■ **Exercise**: Each and every line of the data must appear exactly as given.

■ **Supplied information**:
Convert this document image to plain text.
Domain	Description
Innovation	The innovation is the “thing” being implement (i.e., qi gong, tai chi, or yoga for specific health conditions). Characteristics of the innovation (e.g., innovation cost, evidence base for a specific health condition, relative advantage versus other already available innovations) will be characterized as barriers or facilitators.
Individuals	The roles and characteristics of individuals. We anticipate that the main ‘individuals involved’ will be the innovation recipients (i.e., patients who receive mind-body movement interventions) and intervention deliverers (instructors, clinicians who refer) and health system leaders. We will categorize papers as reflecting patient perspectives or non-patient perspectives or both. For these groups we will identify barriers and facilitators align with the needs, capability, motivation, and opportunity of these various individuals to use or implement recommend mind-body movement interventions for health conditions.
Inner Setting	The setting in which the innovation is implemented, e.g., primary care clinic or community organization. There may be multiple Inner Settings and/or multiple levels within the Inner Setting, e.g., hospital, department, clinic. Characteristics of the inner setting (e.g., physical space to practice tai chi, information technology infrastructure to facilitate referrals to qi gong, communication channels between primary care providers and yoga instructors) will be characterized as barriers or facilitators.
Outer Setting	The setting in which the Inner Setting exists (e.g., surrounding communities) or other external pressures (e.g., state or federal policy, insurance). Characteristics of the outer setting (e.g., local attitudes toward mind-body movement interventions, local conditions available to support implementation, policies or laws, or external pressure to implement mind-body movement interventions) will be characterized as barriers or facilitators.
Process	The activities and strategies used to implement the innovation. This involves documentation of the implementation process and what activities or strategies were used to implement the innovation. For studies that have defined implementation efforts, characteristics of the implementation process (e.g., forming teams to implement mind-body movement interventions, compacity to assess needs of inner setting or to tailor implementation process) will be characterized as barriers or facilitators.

■ **Your response**:
Convert this document image to plain text.
Domain	Description
Innovation	The innovation is the “thing” being implement (i.e., qi gong, tai chi, or yoga for specific health conditions). Characteristics of the innovation (e.g., innovation cost, evidence base for a specific health condition, relative advantage versus other already available innovations) will be characterized as barriers or facilitators.
Individuals	The roles and characteristics of individuals. We anticipate that the main ‘individuals involved’ will be the innovation recipients (i.e., patients who receive mind-body movement interventions) and intervention deliverers (instructors, clinicians who refer) and health system leaders. We will categorize papers as reflecting patient perspectives or non-patient perspectives or both. For these groups we will identify barriers and facilitators align with the needs, capability, motivation, and opportunity of these various individuals to use or implement recommend mind-body movement interventions for health conditions.
Inner Setting	The setting in which the innovation is implemented, e.g., primary care clinic or community organization. There may be multiple Inner Settings and/or multiple levels within the Inner Setting, e.g., hospital, department, clinic. Characteristics of the inner setting (e.g., physical space to practice tai chi, information technology infrastructure to facilitate referrals to qi gong, communication channels between primary care providers and yoga instructors) will be characterized as barriers or facilitators.
Outer Setting	The setting in which the Inner Setting exists (e.g., surrounding communities) or other external pressures (e.g., state or federal policy, insurance). Characteristics of the outer setting (e.g., local attitudes toward mind-body movement interventions, local conditions available to support implementation, policies or laws, or external pressure to implement mind-body movement interventions) will be characterized as barriers or facilitators.
Process	The activities and strategies used to implement the innovation. This involves documentation of the implementation process and what activities or strategies were used to implement the innovation. For studies that have defined implementation efforts, characteristics of the implementation process (e.g., forming teams to implement mind-body movement interventions, compacity to assess needs of inner setting or to tailor implementation process) will be characterized as barriers or facilitators.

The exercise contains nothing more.